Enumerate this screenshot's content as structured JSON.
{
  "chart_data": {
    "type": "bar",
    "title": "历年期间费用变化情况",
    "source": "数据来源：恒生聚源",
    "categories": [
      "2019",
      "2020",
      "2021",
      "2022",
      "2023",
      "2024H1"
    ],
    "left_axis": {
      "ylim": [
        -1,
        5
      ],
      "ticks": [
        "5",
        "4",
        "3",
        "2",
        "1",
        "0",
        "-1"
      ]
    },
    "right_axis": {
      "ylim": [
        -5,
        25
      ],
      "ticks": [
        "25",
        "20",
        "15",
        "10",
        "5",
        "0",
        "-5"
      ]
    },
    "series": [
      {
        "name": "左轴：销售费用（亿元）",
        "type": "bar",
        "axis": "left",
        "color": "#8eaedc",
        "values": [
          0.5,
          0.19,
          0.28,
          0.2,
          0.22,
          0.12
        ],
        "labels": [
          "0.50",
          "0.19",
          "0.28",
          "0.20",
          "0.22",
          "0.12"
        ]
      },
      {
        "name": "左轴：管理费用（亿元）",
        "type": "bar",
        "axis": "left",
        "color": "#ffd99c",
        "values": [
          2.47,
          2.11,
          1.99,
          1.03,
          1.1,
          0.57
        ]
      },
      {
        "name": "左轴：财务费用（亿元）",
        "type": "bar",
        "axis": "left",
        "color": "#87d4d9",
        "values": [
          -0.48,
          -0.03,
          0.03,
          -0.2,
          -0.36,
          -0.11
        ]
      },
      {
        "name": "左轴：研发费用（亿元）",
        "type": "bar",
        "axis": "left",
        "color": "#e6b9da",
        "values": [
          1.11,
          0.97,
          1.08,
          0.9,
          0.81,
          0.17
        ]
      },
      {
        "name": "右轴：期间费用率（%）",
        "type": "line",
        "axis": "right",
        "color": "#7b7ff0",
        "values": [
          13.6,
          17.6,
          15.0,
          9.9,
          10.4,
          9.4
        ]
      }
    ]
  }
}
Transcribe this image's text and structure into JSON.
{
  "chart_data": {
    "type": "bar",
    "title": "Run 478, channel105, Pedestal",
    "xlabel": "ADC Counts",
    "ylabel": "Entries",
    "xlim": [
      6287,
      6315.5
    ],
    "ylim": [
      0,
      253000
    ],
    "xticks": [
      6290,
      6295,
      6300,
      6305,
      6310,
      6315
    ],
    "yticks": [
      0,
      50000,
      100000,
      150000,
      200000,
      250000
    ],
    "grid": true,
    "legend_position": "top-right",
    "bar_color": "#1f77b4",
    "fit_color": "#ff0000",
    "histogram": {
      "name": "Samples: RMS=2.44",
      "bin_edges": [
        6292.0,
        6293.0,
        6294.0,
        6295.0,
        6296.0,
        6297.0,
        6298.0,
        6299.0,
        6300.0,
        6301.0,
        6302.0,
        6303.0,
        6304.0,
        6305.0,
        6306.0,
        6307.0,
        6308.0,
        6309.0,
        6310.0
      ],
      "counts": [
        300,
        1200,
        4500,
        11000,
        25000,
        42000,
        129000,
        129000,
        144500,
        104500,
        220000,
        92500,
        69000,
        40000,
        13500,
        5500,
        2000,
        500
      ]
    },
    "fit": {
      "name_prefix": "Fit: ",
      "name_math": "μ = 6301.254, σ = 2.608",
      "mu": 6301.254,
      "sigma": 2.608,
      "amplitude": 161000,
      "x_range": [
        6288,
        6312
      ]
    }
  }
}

————

REQUIRED TASK – Extract the full listing above without alteration.

TASK RESULT –
Enumerate this screenshot's content as structured JSON.
{
  "chart_data": {
    "type": "bar",
    "title": "历年期间费用变化情况",
    "source": "数据来源：恒生聚源",
    "categories": [
      "2019",
      "2020",
      "2021",
      "2022",
      "2023",
      "2024H1"
    ],
    "left_axis": {
      "ylim": [
        -1,
        5
      ],
      "ticks": [
        "5",
        "4",
        "3",
        "2",
        "1",
        "0",
        "-1"
      ]
    },
    "right_axis": {
      "ylim": [
        -5,
        25
      ],
      "ticks": [
        "25",
        "20",
        "15",
        "10",
        "5",
        "0",
        "-5"
      ]
    },
    "series": [
      {
        "name": "左轴：销售费用（亿元）",
        "type": "bar",
        "axis": "left",
        "color": "#8eaedc",
        "values": [
          0.5,
          0.19,
          0.28,
          0.2,
          0.22,
          0.12
        ],
        "labels": [
          "0.50",
          "0.19",
          "0.28",
          "0.20",
          "0.22",
          "0.12"
        ]
      },
      {
        "name": "左轴：管理费用（亿元）",
        "type": "bar",
        "axis": "left",
        "color": "#ffd99c",
        "values": [
          2.47,
          2.11,
          1.99,
          1.03,
          1.1,
          0.57
        ]
      },
      {
        "name": "左轴：财务费用（亿元）",
        "type": "bar",
        "axis": "left",
        "color": "#87d4d9",
        "values": [
          -0.48,
          -0.03,
          0.03,
          -0.2,
          -0.36,
          -0.11
        ]
      },
      {
        "name": "左轴：研发费用（亿元）",
        "type": "bar",
        "axis": "left",
        "color": "#e6b9da",
        "values": [
          1.11,
          0.97,
          1.08,
          0.9,
          0.81,
          0.17
        ]
      },
      {
        "name": "右轴：期间费用率（%）",
        "type": "line",
        "axis": "right",
        "color": "#7b7ff0",
        "values": [
          13.6,
          17.6,
          15.0,
          9.9,
          10.4,
          9.4
        ]
      }
    ]
  }
}
Transcribe this image's text and structure into JSON.
{
  "chart_data": {
    "type": "bar",
    "title": "Run 478, channel105, Pedestal",
    "xlabel": "ADC Counts",
    "ylabel": "Entries",
    "xlim": [
      6287,
      6315.5
    ],
    "ylim": [
      0,
      253000
    ],
    "xticks": [
      6290,
      6295,
      6300,
      6305,
      6310,
      6315
    ],
    "yticks": [
      0,
      50000,
      100000,
      150000,
      200000,
      250000
    ],
    "grid": true,
    "legend_position": "top-right",
    "bar_color": "#1f77b4",
    "fit_color": "#ff0000",
    "histogram": {
      "name": "Samples: RMS=2.44",
      "bin_edges": [
        6292.0,
        6293.0,
        6294.0,
        6295.0,
        6296.0,
        6297.0,
        6298.0,
        6299.0,
        6300.0,
        6301.0,
        6302.0,
        6303.0,
        6304.0,
        6305.0,
        6306.0,
        6307.0,
        6308.0,
        6309.0,
        6310.0
      ],
      "counts": [
        300,
        1200,
        4500,
        11000,
        25000,
        42000,
        129000,
        129000,
        144500,
        104500,
        220000,
        92500,
        69000,
        40000,
        13500,
        5500,
        2000,
        500
      ]
    },
    "fit": {
      "name_prefix": "Fit: ",
      "name_math": "μ = 6301.254, σ = 2.608",
      "mu": 6301.254,
      "sigma": 2.608,
      "amplitude": 161000,
      "x_range": [
        6288,
        6312
      ]
    }
  }
}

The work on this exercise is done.